[Dataset entries]
========
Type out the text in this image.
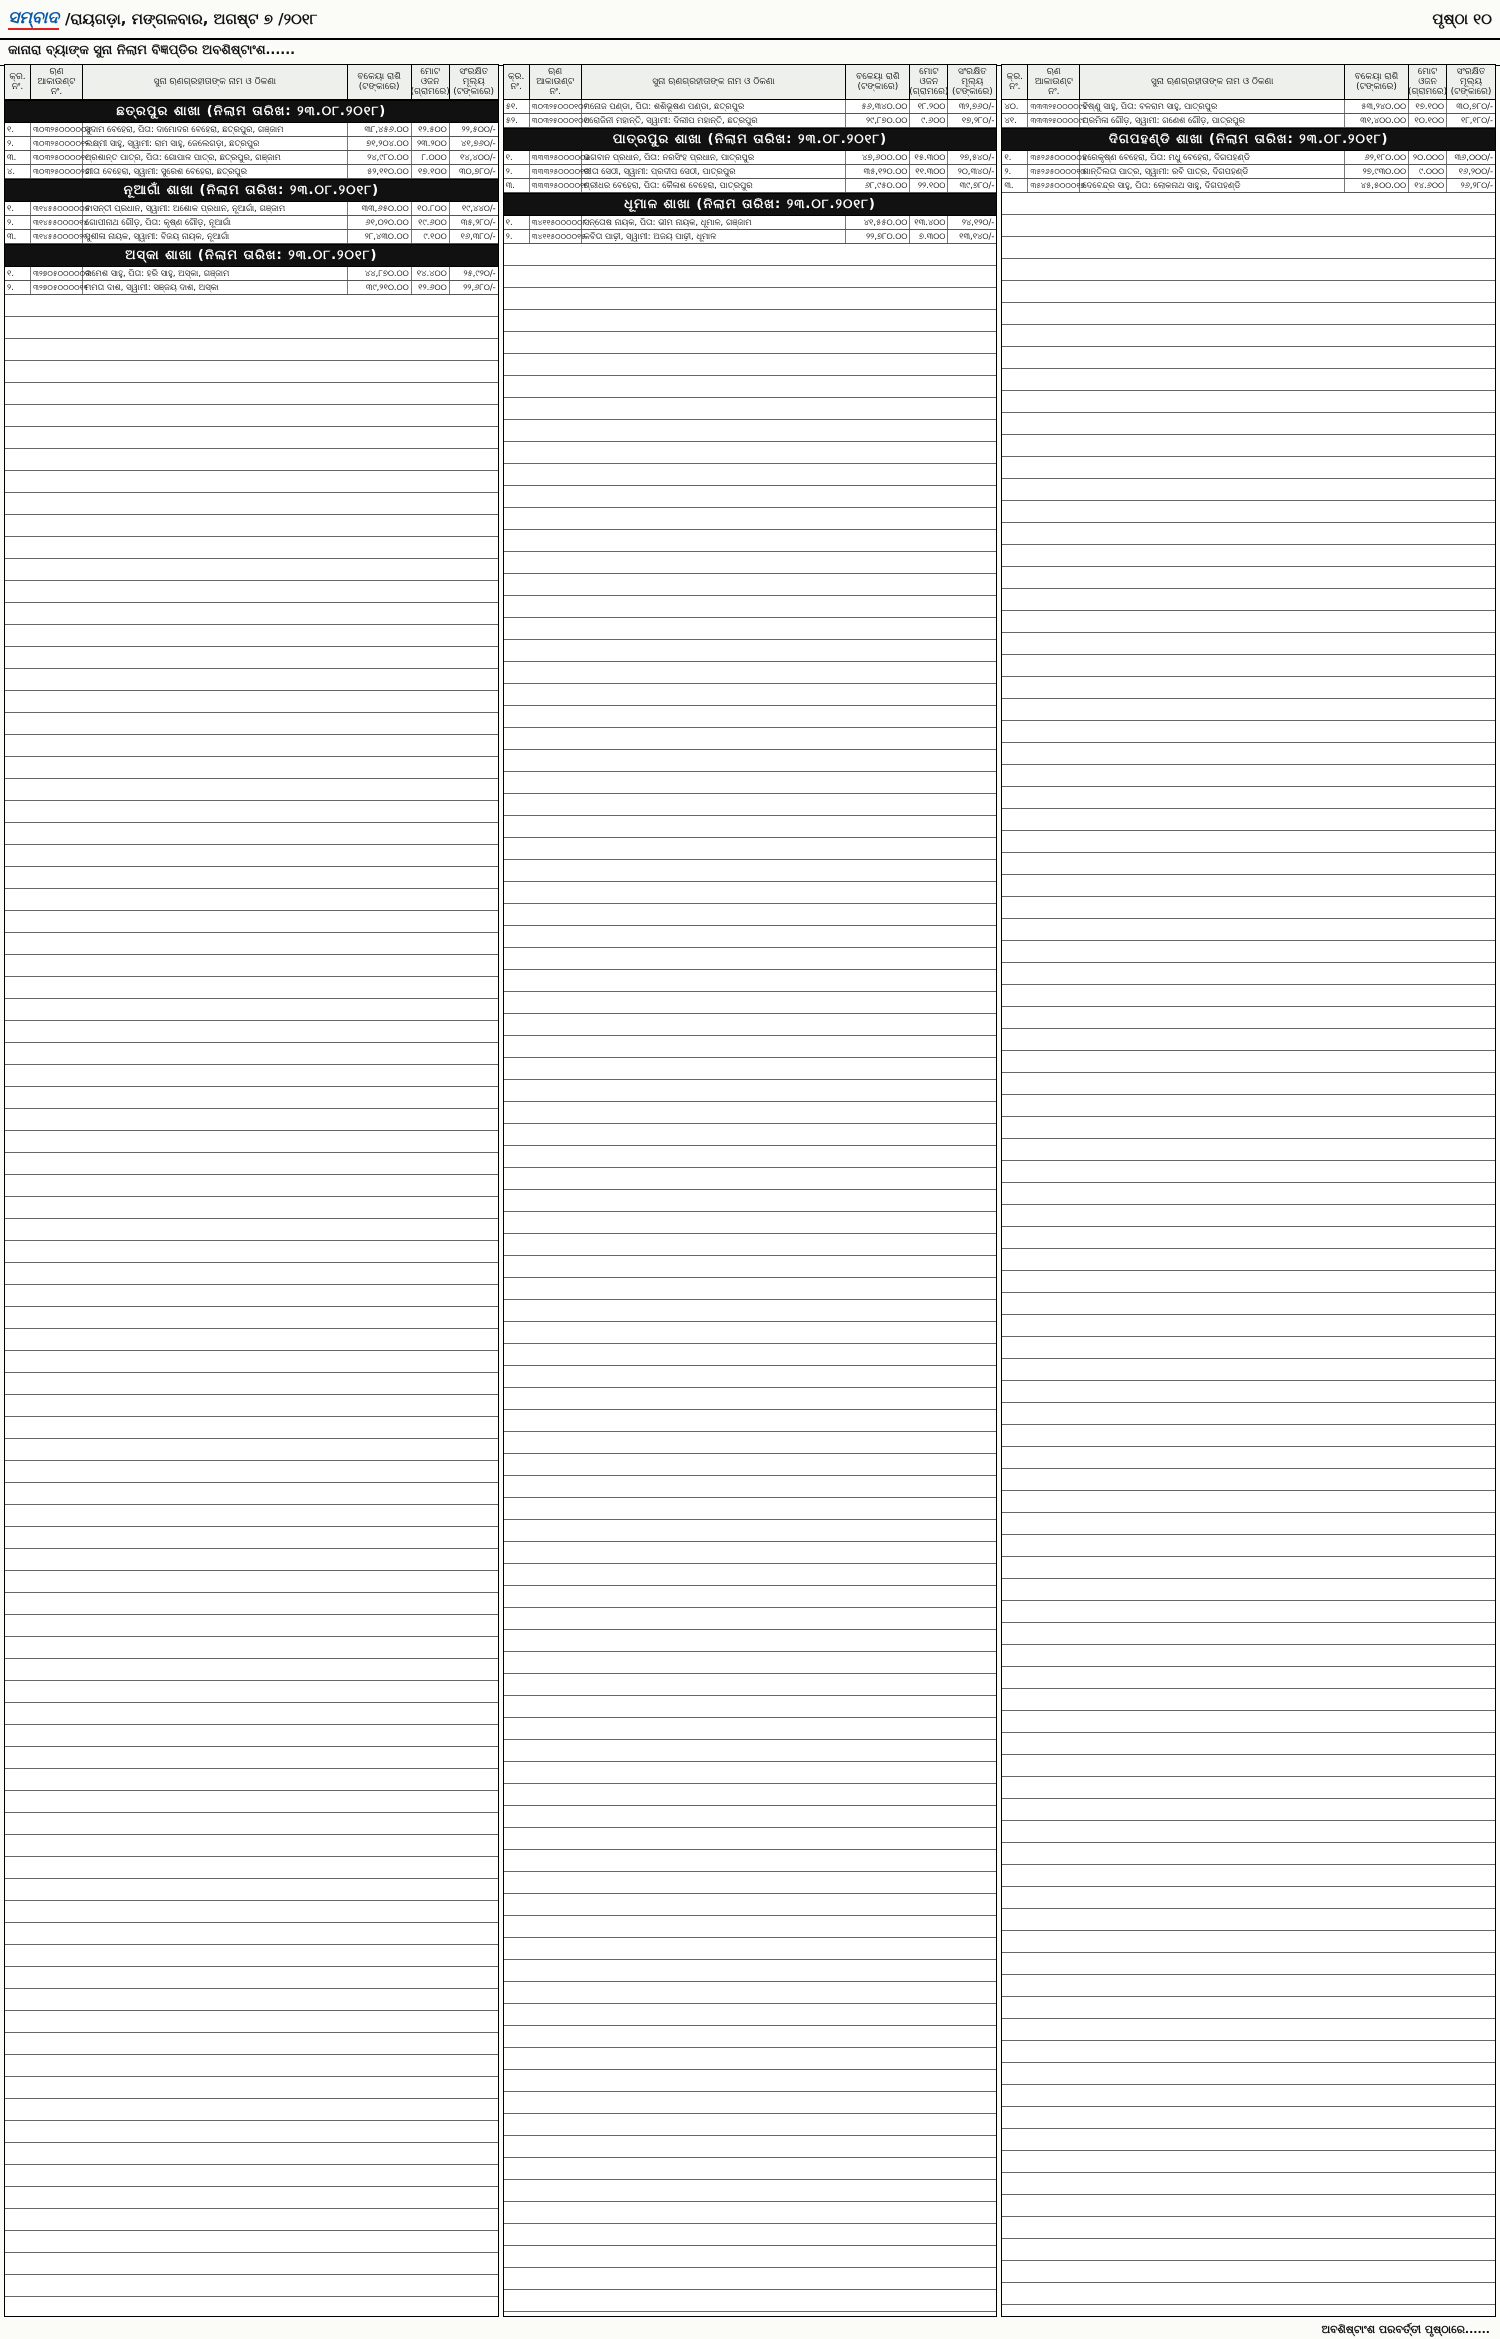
ସମ୍ବାଦ /ରାୟଗଡ଼ା, ମଙ୍ଗଳବାର, ଅଗଷ୍ଟ ୭ /୨୦୧୮	ପୃଷ୍ଠା ୧୦
କାନାରା ବ୍ୟାଙ୍କ ସୁନା ନିଲାମ ବିଜ୍ଞପ୍ତିର ଅବଶିଷ୍ଟାଂଶ......
କ୍ର. ନଂ.
ଋଣ ଆକାଉଣ୍ଟ ନଂ.
ସୁନା ଋଣଗ୍ରହୀତାଙ୍କ ନାମ ଓ ଠିକଣା	ବକେୟା ରାଶି (ଟଙ୍କାରେ)
ମୋଟ ଓଜନ (ଗ୍ରାମରେ)
ସଂରକ୍ଷିତ ମୂଲ୍ୟ (ଟଙ୍କାରେ)
ଛତ୍ରପୁର ଶାଖା (ନିଲାମ ତାରିଖ: ୨୩.୦୮.୨୦୧୮)
୧.	୩୦୩୨୫୦୦୦୦୦୪
ସୁଦାମ ବେହେରା, ପିତା: ଦାମୋଦର ବେହେରା, ଛତ୍ରପୁର, ଗଞ୍ଜାମ	୩୮,୪୫୬.୦୦	୧୨.୫୦୦	୨୨,୫୦୦/-
୨.	୩୦୩୨୫୦୦୦୦୧୨
ଲକ୍ଷ୍ମୀ ସାହୁ, ସ୍ୱାମୀ: ରାମ ସାହୁ, ଜେଲେଗଡ଼ା, ଛତ୍ରପୁର	୭୧,୨୦୪.୦୦ ୨୩.୨୦୦	୪୧,୭୬୦/-
୩.	୩୦୩୨୫୦୦୦୦୧୯
ପ୍ରଶାନ୍ତ ପାତ୍ର, ପିତା: ଗୋପାଳ ପାତ୍ର, ଛତ୍ରପୁର, ଗଞ୍ଜାମ	୨୪,୯୮୦.୦୦	୮.୦୦୦	୧୪,୪୦୦/-
୪.	୩୦୩୨୫୦୦୦୦୨୬
ଗୀତା ବେହେରା, ସ୍ୱାମୀ: ସୁରେଶ ବେହେରା, ଛତ୍ରପୁର	୫୨,୧୧୦.୦୦	୧୭.୧୦୦	୩୦,୭୮୦/-
ନୂଆଗାଁ ଶାଖା (ନିଲାମ ତାରିଖ: ୨୩.୦୮.୨୦୧୮)
୧.	୩୧୪୫୫୦୦୦୦୦୭
ବାସନ୍ତୀ ପ୍ରଧାନ, ସ୍ୱାମୀ: ଅଶୋକ ପ୍ରଧାନ, ନୂଆଗାଁ, ଗଞ୍ଜାମ	୩୩,୬୫୦.୦୦	୧୦.୮୦୦	୧୯,୪୪୦/-
୨.	୩୧୪୫୫୦୦୦୦୧୪
ଗୋପୀନାଥ ଗୌଡ଼, ପିତା: କୃଷ୍ଣ ଗୌଡ଼, ନୂଆଗାଁ	୬୧,୦୨୦.୦୦	୧୯.୬୦୦	୩୫,୨୮୦/-
୩.	୩୧୪୫୫୦୦୦୦୨୧
ସୁଶୀଳା ନାୟକ, ସ୍ୱାମୀ: ବିଜୟ ନାୟକ, ନୂଆଗାଁ	୨୮,୪୩୦.୦୦	୯.୧୦୦	୧୬,୩୮୦/-
ଅସ୍କା ଶାଖା (ନିଲାମ ତାରିଖ: ୨୩.୦୮.୨୦୧୮)
୧.	୩୨୭୦୫୦୦୦୦୦୩
ରମେଶ ସାହୁ, ପିତା: ହରି ସାହୁ, ଅସ୍କା, ଗଞ୍ଜାମ	୪୪,୮୭୦.୦୦ ୧୪.୪୦୦	୨୫,୯୨୦/-
୨.	୩୨୭୦୫୦୦୦୦୧୧
ମମତା ଦାଶ, ସ୍ୱାମୀ: ସଞ୍ଜୟ ଦାଶ, ଅସ୍କା	୩୯,୨୧୦.୦୦	୧୨.୬୦୦	୨୨,୬୮୦/-
କ୍ର. ନଂ.
ଋଣ ଆକାଉଣ୍ଟ ନଂ.
ସୁନା ଋଣଗ୍ରହୀତାଙ୍କ ନାମ ଓ ଠିକଣା	ବକେୟା ରାଶି (ଟଙ୍କାରେ)
ମୋଟ ଓଜନ (ଗ୍ରାମରେ)
ସଂରକ୍ଷିତ ମୂଲ୍ୟ (ଟଙ୍କାରେ)
୫୧.	୩୦୩୨୫୦୦୦୧୦୨
ମନୋଜ ପଣ୍ଡା, ପିତା: ଶଶିଭୂଷଣ ପଣ୍ଡା, ଛତ୍ରପୁର	୫୬,୩୪୦.୦୦	୧୮.୨୦୦	୩୨,୭୬୦/-
୫୨.	୩୦୩୨୫୦୦୦୧୦୯
ସରୋଜିନୀ ମହାନ୍ତି, ସ୍ୱାମୀ: ଦିଲୀପ ମହାନ୍ତି, ଛତ୍ରପୁର	୨୯,୮୭୦.୦୦	୯.୬୦୦	୧୭,୨୮୦/-
ପାତ୍ରପୁର ଶାଖା (ନିଲାମ ତାରିଖ: ୨୩.୦୮.୨୦୧୮)
୧.	୩୩୩୨୫୦୦୦୦୦୫
ଭଗବାନ ପ୍ରଧାନ, ପିତା: ନରସିଂହ ପ୍ରଧାନ, ପାତ୍ରପୁର	୪୭,୬୦୦.୦୦ ୧୫.୩୦୦	୨୭,୫୪୦/-
୨.	୩୩୩୨୫୦୦୦୦୧୩
ରୀତା ସେଠୀ, ସ୍ୱାମୀ: ପ୍ରଦୀପ ସେଠୀ, ପାତ୍ରପୁର	୩୫,୧୨୦.୦୦ ୧୧.୩୦୦	୨୦,୩୪୦/-
୩.	୩୩୩୨୫୦୦୦୦୧୮
ଶ୍ରୀଧର ବେହେରା, ପିତା: କୈଳାଶ ବେହେରା, ପାତ୍ରପୁର	୬୮,୯୫୦.୦୦	୨୨.୧୦୦	୩୯,୭୮୦/-
ଧୂମାଳ ଶାଖା (ନିଲାମ ତାରିଖ: ୨୩.୦୮.୨୦୧୮)
୧.	୩୪୧୧୫୦୦୦୦୦୮
ସନ୍ତୋଷ ନାୟକ, ପିତା: ଭୀମ ନାୟକ, ଧୂମାଳ, ଗଞ୍ଜାମ	୪୧,୫୫୦.୦୦ ୧୩.୪୦୦	୨୪,୧୨୦/-
୨.	୩୪୧୧୫୦୦୦୦୧୫
କବିତା ପାଢ଼ୀ, ସ୍ୱାମୀ: ଅଜୟ ପାଢ଼ୀ, ଧୂମାଳ	୨୨,୭୮୦.୦୦	୭.୩୦୦	୧୩,୧୪୦/-
କ୍ର. ନଂ.
ଋଣ ଆକାଉଣ୍ଟ ନଂ.
ସୁନା ଋଣଗ୍ରହୀତାଙ୍କ ନାମ ଓ ଠିକଣା	ବକେୟା ରାଶି (ଟଙ୍କାରେ)
ମୋଟ ଓଜନ (ଗ୍ରାମରେ)
ସଂରକ୍ଷିତ ମୂଲ୍ୟ (ଟଙ୍କାରେ)
୪୦.	୩୩୩୨୫୦୦୦୦୯୪
ବିଷ୍ଣୁ ସାହୁ, ପିତା: ବଳରାମ ସାହୁ, ପାତ୍ରପୁର	୫୩,୨୪୦.୦୦	୧୭.୧୦୦	୩୦,୭୮୦/-
୪୧.	୩୩୩୨୫୦୦୦୦୯୮
ପ୍ରମିଳା ଗୌଡ଼, ସ୍ୱାମୀ: ଗଣେଶ ଗୌଡ଼, ପାତ୍ରପୁର	୩୧,୪୦୦.୦୦	୧୦.୧୦୦	୧୮,୧୮୦/-
ଦିଗପହଣ୍ଡି ଶାଖା (ନିଲାମ ତାରିଖ: ୨୩.୦୮.୨୦୧୮)
୧.	୩୫୨୬୫୦୦୦୦୦୪
ହରେକୃଷ୍ଣ ବେହେରା, ପିତା: ମଧୁ ବେହେରା, ଦିଗପହଣ୍ଡି	୬୨,୧୮୦.୦୦ ୨୦.୦୦୦	୩୬,୦୦୦/-
୨.	୩୫୨୬୫୦୦୦୦୧୦
ଶାନ୍ତିଲତା ପାତ୍ର, ସ୍ୱାମୀ: ରବି ପାତ୍ର, ଦିଗପହଣ୍ଡି	୨୭,୯୩୦.୦୦	୯.୦୦୦	୧୬,୨୦୦/-
୩.	୩୫୨୬୫୦୦୦୦୧୭
ଦେବେନ୍ଦ୍ର ସାହୁ, ପିତା: ଲୋକନାଥ ସାହୁ, ଦିଗପହଣ୍ଡି	୪୫,୫୦୦.୦୦ ୧୪.୬୦୦	୨୬,୨୮୦/-
ଅବଶିଷ୍ଟାଂଶ ପରବର୍ତ୍ତୀ ପୃଷ୍ଠାରେ......
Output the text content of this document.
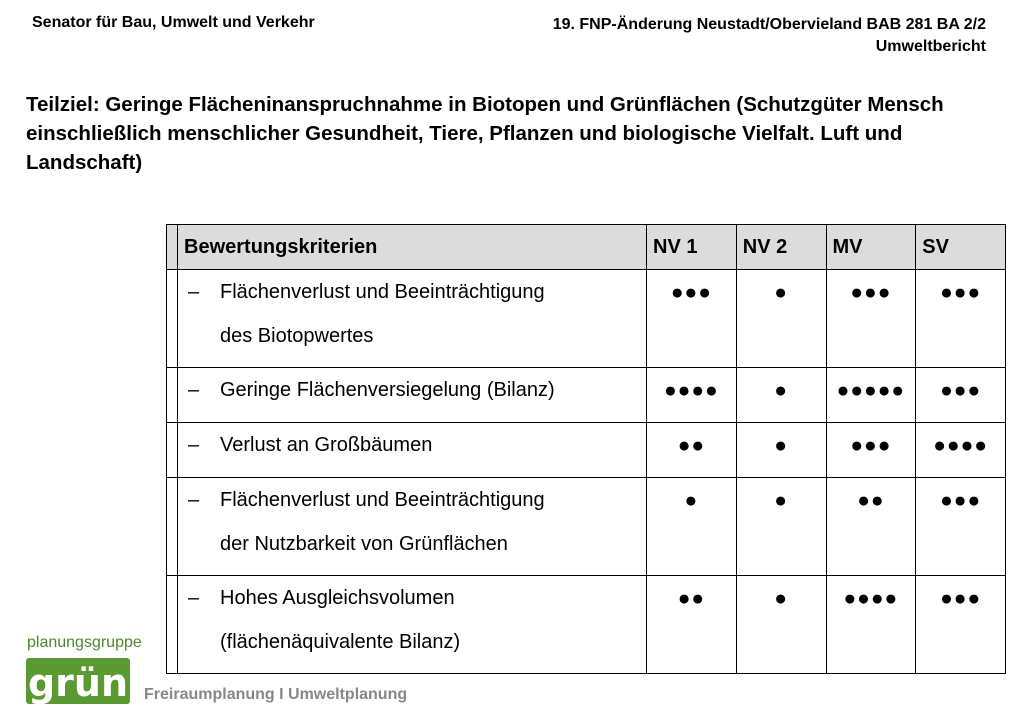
Senator für Bau, Umwelt und Verkehr	19. FNP-Änderung Neustadt/Obervieland BAB 281 BA 2/2
Umweltbericht
Teilziel: Geringe Flächeninanspruchnahme in Biotopen und Grünflächen (Schutzgüter Mensch einschließlich menschlicher Gesundheit, Tiere, Pflanzen und biologische Vielfalt. Luft und Landschaft)
	Bewertungskriterien	NV 1	NV 2	MV	SV

	– Flächenverlust und Beeinträchtigung
des Biotopwertes	●●●	●	●●●	●●●

	– Geringe Flächenversiegelung (Bilanz)	●●●●	●	●●●●●	●●●

	– Verlust an Großbäumen	●●	●	●●●	●●●●

	– Flächenverlust und Beeinträchtigung
der Nutzbarkeit von Grünflächen	●	●	●●	●●●

	– Hohes Ausgleichsvolumen
(flächenäquivalente Bilanz)	●●	●	●●●●	●●●
planungsgruppe
grün Freiraumplanung I Umweltplanung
========
Reply with one number only, the count of lines above that hold the string "Bilanz".

→ Written solution: 2